Stored data entries
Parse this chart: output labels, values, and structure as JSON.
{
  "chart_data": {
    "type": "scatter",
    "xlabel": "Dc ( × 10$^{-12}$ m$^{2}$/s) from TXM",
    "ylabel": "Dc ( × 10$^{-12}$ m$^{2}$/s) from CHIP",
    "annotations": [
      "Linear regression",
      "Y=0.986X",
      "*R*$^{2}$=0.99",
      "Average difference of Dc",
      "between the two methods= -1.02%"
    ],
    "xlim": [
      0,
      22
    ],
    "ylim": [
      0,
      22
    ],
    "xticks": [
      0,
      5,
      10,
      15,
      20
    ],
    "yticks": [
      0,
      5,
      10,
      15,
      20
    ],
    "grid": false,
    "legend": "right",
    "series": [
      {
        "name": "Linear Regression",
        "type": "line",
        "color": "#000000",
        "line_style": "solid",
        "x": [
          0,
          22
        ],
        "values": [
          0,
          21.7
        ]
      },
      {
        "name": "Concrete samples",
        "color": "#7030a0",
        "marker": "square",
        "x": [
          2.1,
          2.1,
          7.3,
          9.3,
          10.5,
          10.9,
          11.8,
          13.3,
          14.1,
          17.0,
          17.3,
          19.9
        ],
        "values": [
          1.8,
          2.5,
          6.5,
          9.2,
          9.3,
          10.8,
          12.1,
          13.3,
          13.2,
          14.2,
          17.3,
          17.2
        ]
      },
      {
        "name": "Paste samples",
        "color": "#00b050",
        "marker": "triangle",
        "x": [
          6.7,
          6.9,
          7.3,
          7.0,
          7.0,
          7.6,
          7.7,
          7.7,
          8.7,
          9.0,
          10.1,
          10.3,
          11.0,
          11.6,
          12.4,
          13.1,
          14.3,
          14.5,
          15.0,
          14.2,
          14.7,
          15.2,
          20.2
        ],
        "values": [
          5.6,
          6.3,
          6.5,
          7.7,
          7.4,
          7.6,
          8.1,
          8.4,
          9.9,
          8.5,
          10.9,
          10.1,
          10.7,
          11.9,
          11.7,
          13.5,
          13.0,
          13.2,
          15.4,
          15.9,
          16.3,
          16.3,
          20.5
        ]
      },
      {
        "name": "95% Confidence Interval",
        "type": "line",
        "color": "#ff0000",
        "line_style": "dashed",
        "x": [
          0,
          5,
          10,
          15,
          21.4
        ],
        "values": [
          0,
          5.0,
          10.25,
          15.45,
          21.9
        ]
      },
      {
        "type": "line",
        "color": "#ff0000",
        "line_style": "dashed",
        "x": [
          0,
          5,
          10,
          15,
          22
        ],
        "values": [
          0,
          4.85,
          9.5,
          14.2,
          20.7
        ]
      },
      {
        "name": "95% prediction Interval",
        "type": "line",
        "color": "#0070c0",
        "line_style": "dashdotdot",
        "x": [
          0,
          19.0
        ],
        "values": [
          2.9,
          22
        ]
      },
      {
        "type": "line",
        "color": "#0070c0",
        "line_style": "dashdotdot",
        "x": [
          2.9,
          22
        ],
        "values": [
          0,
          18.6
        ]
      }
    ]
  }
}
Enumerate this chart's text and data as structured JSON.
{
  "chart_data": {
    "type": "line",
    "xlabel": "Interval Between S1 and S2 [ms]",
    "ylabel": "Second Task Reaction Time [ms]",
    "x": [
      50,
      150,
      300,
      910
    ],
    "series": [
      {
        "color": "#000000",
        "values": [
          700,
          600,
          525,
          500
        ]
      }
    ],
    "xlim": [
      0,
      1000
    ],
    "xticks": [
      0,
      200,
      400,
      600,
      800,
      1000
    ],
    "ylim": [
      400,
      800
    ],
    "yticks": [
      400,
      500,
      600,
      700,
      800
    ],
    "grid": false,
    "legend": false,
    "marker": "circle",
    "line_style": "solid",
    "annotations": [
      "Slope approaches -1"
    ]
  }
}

→ **EXERCISE TASK**:
Show the lines from the data above that contain the string "marker".

→ **RESULT OF THE TASK**:
        "marker": "square",
        "marker": "triangle",
    "marker": "circle",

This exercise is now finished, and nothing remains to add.